Z is for Za'atar

For those of you that organize your spice rack alphabetically, this month is dedicated to the end of your culinary collection: za’atar.

Za’atar has an intricate, slightly convoluted history thanks in part to the secrecy Middle Eastern families kept regarding their recipes. Its exact composition varies amongst eras, regions, languages and classifications. For starters, the word can actually refer to a singular herb—a wild oregano species—and a spice blend. The mixture is typically comprised of the herb and some combination of toasted sesame seeds, sumac, salt, oregano, basil thyme, thyme and savory.

Biblical Bites

Za’atar has made culinary cameos throughout history. In fact, an ancient version of za’atar is said to have been buried with King Tut. Another variety also makes several appearances in the bible under the Hebrew name “ezov,” which mainly refers to hyssop. The plant, however, is never actually eaten in either the Old or New Testaments. There’s debate as to whether or not this iteration even qualifies as za’atar, but as mentioned, za’atar isn’t historically bound to one definition. Even today, some companies pay homage to the spice’s religious roots as a number of commercially available za’atar blends in Israel are labeled as “holy hyssop.”

“Modern” za’atar has long been a staple in Arab cuisine and even began to garner a reputation as a medicinal remedy around the 12th century. With such a storied history, it’s nice to know that za’atar is still a hit today. It doesn’t take long to find some food blog fawning over its transcendent taste. And, if you’re a subscriber, you’ll get your chance to spice up this month’s meals with our RawSpiceBar Za’atar Spice Blend.

Tale of the Taste: The Herb vs. The Blend

Let’s dig into the differences between za’atar the herb and za’atar the blend. The herb has its fair share of pseudonyms: Middle Eastern or Syrian Oregano, biblical hyssop, and the scientific names Origanum Syriacum as well as Majorna Syriaca. The actual taste is very similar, unsurprisingly, to thyme or oregano.

The blend, as mentioned, generally consists toasted sesame seeds, sumac, salt, oregano, basil thyme, thyme and savory. Other variations will toss in hyssop, dried citrus zest and other dried herbs like dill. Why the variety? Some blends follow secret family recipes. Regionally, some locations put their own twist on the blend. Inconsistency, in a way, is its beauty.

Our za’atar blend captures the earthy, herbal and tangy notes in a simplified mixture with some of the best regional ingredients. Combining toasted sesame seeds, sea salt, hyssop, savory and sumac, the RawSpiceBar’s Za’atar blend can accompany all kinds of meats, seafood, vegetables, breads, even yogurt.

*Entries supplied*:
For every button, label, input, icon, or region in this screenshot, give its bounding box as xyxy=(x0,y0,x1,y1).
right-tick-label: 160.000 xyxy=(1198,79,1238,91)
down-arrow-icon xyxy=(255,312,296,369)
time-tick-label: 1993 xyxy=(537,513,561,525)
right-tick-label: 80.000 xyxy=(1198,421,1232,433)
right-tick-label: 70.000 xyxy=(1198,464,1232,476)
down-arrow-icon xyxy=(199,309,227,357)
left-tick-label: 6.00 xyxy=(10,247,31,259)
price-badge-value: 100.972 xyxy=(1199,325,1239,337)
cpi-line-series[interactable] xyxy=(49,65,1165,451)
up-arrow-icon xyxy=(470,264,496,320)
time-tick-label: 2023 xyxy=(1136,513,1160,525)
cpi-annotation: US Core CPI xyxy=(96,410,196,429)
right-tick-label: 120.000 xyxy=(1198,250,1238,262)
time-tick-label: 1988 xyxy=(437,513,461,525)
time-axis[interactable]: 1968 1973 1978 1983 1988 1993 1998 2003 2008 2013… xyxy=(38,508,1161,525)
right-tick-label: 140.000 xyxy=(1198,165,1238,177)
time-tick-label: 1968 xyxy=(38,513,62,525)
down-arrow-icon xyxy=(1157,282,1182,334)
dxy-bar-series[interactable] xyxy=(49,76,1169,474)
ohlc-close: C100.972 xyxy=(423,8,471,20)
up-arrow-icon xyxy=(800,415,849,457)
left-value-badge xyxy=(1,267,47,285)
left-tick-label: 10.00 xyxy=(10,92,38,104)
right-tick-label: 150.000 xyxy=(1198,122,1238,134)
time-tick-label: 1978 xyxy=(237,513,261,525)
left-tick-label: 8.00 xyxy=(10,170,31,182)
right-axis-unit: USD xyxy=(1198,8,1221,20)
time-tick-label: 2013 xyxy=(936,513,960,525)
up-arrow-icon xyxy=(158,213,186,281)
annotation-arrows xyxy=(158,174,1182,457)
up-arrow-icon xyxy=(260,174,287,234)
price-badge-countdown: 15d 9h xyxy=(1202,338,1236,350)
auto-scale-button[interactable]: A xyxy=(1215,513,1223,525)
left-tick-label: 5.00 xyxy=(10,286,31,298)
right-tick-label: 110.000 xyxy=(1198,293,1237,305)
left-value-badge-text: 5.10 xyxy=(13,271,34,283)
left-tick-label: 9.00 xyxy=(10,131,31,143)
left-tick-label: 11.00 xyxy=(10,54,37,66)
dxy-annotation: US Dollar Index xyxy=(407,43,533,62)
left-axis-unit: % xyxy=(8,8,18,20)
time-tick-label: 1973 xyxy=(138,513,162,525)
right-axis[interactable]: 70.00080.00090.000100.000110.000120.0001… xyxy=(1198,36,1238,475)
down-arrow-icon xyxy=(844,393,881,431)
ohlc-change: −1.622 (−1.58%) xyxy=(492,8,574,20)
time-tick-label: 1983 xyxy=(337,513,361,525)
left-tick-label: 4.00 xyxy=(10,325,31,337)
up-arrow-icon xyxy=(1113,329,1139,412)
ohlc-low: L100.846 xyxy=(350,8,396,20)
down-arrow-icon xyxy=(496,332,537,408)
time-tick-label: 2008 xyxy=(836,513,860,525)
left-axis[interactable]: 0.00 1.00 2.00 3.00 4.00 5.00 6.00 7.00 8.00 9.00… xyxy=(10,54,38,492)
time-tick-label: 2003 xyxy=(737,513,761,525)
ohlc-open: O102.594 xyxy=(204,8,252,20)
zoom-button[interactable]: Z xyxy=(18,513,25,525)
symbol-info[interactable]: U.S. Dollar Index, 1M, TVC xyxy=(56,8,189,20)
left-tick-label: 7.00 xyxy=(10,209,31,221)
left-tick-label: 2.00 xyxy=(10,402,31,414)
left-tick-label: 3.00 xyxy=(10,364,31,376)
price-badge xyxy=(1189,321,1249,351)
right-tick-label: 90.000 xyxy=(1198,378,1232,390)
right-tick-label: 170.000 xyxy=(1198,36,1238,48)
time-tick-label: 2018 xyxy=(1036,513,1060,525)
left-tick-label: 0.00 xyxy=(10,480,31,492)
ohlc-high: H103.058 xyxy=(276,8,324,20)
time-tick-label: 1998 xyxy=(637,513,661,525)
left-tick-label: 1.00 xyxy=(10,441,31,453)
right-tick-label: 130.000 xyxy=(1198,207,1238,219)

*Task to complete*: Retype from the za'atar article, word for word, the passage that opens with the words containing "The blend, as" and closes with "breads, even yogurt.".

*Exercise response*:
The blend, as mentioned, generally consists toasted sesame seeds, sumac, salt, oregano, basil thyme, thyme and savory. Other variations will toss in hyssop, dried citrus zest and other dried herbs like dill. Why the variety? Some blends follow secret family recipes. Regionally, some locations put their own twist on the blend. Inconsistency, in a way, is its beauty.

Our za’atar blend captures the earthy, herbal and tangy notes in a simplified mixture with some of the best regional ingredients. Combining toasted sesame seeds, sea salt, hyssop, savory and sumac, the RawSpiceBar’s Za’atar blend can accompany all kinds of meats, seafood, vegetables, breads, even yogurt.